Recorded data
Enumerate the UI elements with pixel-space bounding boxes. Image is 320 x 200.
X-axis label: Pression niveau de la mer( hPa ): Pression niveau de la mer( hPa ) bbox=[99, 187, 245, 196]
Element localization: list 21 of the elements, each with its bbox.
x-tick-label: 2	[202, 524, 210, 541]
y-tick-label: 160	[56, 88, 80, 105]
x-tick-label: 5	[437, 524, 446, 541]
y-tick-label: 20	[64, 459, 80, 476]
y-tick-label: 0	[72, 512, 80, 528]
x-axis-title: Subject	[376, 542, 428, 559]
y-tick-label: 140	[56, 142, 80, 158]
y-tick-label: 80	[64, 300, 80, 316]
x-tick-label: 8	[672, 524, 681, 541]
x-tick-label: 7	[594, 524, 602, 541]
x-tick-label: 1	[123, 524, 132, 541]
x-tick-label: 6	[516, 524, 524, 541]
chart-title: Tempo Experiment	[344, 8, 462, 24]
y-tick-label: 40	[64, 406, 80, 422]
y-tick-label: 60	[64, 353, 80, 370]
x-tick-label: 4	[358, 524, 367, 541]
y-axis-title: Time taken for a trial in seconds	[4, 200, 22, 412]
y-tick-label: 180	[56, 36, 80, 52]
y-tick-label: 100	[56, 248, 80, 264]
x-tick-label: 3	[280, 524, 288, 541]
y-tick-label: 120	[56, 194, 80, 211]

INSTRUCTION: Write out all of the lines above word for word, with no changes.

TASK RESULT:
Enumerate the UI elements with pixel-space bounding boxes. Image is 320 x 200.
X-axis label: Pression niveau de la mer( hPa ): Pression niveau de la mer( hPa ) bbox=[99, 187, 245, 196]
Element localization: list 21 of the elements, each with its bbox.
x-tick-label: 2	[202, 524, 210, 541]
y-tick-label: 160	[56, 88, 80, 105]
x-tick-label: 5	[437, 524, 446, 541]
y-tick-label: 20	[64, 459, 80, 476]
y-tick-label: 0	[72, 512, 80, 528]
x-axis-title: Subject	[376, 542, 428, 559]
y-tick-label: 140	[56, 142, 80, 158]
y-tick-label: 80	[64, 300, 80, 316]
x-tick-label: 8	[672, 524, 681, 541]
x-tick-label: 7	[594, 524, 602, 541]
x-tick-label: 1	[123, 524, 132, 541]
x-tick-label: 6	[516, 524, 524, 541]
chart-title: Tempo Experiment	[344, 8, 462, 24]
y-tick-label: 40	[64, 406, 80, 422]
y-tick-label: 60	[64, 353, 80, 370]
x-tick-label: 4	[358, 524, 367, 541]
y-axis-title: Time taken for a trial in seconds	[4, 200, 22, 412]
y-tick-label: 180	[56, 36, 80, 52]
y-tick-label: 100	[56, 248, 80, 264]
x-tick-label: 3	[280, 524, 288, 541]
y-tick-label: 120	[56, 194, 80, 211]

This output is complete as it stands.